Collect all lines below with the string "have".

(Saved entries)
## begin

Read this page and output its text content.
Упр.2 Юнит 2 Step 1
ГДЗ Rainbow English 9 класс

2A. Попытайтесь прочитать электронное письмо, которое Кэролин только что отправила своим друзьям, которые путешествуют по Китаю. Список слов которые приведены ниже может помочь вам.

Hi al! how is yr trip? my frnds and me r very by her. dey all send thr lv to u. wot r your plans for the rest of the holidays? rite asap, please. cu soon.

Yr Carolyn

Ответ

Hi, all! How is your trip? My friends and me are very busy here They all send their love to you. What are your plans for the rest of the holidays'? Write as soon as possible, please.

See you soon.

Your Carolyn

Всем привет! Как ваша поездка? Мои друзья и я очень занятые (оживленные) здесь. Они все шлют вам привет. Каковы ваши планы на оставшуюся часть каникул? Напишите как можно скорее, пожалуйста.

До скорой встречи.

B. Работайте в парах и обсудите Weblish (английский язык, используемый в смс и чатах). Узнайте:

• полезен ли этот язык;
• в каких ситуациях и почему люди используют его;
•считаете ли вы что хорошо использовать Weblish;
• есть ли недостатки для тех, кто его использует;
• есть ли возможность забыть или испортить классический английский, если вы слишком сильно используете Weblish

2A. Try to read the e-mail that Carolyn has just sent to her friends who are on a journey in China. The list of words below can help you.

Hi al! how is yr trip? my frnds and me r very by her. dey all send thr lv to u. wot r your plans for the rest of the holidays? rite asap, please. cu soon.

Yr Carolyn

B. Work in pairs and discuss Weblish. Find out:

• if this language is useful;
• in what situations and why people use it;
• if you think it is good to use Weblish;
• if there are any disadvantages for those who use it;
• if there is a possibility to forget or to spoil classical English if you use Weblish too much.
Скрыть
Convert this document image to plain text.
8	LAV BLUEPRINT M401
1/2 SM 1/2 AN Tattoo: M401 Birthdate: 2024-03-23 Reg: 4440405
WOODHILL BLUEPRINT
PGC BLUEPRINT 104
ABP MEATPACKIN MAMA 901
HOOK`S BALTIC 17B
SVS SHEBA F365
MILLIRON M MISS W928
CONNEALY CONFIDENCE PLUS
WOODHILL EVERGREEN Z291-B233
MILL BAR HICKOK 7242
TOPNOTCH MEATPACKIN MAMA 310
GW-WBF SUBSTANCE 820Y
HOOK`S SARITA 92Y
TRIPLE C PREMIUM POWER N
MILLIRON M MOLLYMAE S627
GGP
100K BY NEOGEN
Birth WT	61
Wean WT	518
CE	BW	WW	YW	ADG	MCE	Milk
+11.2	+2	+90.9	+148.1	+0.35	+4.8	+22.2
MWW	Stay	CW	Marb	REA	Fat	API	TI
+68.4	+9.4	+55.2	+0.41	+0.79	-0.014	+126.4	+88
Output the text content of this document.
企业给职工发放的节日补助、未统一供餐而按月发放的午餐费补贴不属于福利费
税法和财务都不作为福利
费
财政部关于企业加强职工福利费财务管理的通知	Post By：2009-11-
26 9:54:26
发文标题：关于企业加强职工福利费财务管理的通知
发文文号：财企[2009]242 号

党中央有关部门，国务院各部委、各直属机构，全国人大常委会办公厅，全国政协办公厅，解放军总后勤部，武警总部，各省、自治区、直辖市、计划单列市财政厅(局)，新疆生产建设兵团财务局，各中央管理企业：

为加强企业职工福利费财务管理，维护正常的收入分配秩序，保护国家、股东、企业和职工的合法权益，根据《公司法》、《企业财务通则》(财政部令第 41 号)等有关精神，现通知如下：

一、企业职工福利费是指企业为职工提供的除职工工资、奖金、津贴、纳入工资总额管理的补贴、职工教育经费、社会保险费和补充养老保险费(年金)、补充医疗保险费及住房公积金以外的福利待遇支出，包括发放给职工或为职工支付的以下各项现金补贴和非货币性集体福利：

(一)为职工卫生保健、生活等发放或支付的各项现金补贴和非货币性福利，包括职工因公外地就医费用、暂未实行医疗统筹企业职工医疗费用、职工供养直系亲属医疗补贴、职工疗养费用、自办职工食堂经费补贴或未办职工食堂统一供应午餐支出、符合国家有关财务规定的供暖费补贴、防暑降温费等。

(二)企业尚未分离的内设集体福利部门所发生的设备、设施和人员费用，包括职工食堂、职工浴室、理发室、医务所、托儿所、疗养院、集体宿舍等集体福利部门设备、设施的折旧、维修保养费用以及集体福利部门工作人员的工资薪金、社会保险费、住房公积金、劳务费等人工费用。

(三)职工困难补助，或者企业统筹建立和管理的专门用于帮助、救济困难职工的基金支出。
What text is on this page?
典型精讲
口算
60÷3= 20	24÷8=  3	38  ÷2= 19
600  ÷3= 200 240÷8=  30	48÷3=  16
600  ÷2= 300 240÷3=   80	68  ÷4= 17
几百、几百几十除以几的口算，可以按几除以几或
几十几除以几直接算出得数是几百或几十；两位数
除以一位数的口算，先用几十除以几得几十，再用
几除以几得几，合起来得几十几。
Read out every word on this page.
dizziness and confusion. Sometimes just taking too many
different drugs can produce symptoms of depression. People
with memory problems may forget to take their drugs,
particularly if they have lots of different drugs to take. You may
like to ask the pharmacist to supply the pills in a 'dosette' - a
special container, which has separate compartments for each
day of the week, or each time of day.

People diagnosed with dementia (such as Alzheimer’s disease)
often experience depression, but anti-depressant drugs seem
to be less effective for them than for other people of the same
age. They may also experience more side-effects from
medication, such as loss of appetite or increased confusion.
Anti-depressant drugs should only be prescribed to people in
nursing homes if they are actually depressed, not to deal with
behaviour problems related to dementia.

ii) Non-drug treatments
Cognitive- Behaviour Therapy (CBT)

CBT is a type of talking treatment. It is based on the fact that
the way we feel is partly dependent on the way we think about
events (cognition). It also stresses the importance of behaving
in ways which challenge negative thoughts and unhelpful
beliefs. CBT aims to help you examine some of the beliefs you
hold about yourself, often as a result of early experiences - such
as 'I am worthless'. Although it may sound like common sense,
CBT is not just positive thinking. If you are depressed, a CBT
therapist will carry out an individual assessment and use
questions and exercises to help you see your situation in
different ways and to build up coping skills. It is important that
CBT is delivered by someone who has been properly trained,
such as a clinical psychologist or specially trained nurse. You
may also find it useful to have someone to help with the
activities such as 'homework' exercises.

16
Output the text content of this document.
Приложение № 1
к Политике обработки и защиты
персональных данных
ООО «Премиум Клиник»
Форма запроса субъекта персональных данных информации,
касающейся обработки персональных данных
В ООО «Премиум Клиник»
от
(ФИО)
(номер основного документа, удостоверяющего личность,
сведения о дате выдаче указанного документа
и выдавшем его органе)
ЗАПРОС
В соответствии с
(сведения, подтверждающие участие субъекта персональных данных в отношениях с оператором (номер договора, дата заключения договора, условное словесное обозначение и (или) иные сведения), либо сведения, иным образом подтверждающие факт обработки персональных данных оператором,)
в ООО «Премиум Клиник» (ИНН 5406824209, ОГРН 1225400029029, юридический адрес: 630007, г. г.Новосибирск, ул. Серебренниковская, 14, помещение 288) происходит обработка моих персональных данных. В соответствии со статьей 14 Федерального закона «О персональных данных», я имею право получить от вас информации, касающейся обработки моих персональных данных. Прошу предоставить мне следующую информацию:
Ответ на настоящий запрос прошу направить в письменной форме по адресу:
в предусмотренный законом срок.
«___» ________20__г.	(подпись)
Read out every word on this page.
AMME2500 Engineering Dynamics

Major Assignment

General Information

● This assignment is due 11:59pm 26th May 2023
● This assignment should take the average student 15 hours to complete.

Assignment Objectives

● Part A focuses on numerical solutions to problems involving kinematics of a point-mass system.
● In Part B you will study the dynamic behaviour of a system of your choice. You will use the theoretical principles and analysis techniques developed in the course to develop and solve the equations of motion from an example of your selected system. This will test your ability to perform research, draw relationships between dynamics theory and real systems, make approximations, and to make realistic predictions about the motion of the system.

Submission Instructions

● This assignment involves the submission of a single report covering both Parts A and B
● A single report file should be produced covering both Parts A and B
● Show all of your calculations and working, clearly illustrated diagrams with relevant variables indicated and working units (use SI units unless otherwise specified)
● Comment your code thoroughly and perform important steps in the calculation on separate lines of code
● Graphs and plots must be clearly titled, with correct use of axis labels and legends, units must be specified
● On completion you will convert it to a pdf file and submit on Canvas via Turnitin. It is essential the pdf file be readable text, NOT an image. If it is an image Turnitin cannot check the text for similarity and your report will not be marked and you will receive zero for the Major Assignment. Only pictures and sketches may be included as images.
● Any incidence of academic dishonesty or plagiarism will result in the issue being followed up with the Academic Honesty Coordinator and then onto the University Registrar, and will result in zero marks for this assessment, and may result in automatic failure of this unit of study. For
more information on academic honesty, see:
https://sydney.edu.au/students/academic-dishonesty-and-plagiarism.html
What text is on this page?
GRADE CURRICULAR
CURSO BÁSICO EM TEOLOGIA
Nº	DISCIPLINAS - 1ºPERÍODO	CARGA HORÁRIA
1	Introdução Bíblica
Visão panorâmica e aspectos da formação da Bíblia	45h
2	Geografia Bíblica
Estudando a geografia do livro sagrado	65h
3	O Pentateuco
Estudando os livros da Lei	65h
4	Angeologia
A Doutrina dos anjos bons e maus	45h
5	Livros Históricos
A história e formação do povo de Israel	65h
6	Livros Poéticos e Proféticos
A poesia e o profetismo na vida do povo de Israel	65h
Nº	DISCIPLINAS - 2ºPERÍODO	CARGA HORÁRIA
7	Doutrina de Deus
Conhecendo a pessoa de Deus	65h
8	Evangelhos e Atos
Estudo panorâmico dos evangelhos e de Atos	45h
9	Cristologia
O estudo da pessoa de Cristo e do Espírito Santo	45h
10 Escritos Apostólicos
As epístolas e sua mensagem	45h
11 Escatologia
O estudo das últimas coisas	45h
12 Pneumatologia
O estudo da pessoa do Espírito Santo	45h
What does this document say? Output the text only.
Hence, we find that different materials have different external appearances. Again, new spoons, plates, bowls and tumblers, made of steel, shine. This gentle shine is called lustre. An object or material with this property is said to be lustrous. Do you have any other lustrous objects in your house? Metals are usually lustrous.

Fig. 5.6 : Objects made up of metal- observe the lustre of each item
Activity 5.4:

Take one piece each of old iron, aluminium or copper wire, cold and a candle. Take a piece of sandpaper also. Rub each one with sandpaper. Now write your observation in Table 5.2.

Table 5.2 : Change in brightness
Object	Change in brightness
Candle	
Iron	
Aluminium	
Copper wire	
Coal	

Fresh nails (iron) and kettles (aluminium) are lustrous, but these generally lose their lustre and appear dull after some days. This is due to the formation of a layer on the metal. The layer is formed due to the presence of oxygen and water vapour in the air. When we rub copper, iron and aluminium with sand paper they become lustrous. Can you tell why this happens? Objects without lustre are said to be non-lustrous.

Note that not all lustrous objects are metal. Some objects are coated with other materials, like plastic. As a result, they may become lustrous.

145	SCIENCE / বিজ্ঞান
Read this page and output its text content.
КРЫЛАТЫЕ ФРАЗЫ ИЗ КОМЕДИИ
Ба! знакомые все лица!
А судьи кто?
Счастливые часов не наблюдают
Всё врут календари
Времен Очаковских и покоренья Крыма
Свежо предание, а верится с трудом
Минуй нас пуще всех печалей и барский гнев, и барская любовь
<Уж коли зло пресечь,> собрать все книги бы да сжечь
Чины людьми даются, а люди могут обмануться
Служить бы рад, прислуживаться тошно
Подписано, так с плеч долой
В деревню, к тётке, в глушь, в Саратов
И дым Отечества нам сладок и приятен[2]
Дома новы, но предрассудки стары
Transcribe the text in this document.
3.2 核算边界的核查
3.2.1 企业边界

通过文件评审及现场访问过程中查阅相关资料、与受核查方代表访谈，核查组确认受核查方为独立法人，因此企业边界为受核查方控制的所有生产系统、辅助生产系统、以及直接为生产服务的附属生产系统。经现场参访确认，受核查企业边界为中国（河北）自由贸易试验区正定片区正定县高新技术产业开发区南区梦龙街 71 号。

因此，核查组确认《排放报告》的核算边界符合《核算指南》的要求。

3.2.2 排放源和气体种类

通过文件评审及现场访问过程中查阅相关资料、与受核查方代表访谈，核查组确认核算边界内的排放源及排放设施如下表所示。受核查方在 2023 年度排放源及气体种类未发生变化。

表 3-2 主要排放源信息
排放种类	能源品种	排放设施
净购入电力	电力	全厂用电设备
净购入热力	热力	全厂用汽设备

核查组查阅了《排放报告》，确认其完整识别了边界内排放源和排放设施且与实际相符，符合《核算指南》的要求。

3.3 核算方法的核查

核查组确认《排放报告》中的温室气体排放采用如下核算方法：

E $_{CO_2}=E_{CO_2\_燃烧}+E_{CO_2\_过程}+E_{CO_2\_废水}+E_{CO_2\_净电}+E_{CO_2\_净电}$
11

## end

■ **Expected answer**:
particularly if they have lots of different drugs to take. You may
may also find it useful to have someone to help with the
Hence, we find that different materials have different external appearances. Again, new spoons, plates, bowls and tumblers, made of steel, shine. This gentle shine is called lustre. An object or material with this property is said to be lustrous. Do you have any other lustrous objects in your house? Metals are usually lustrous.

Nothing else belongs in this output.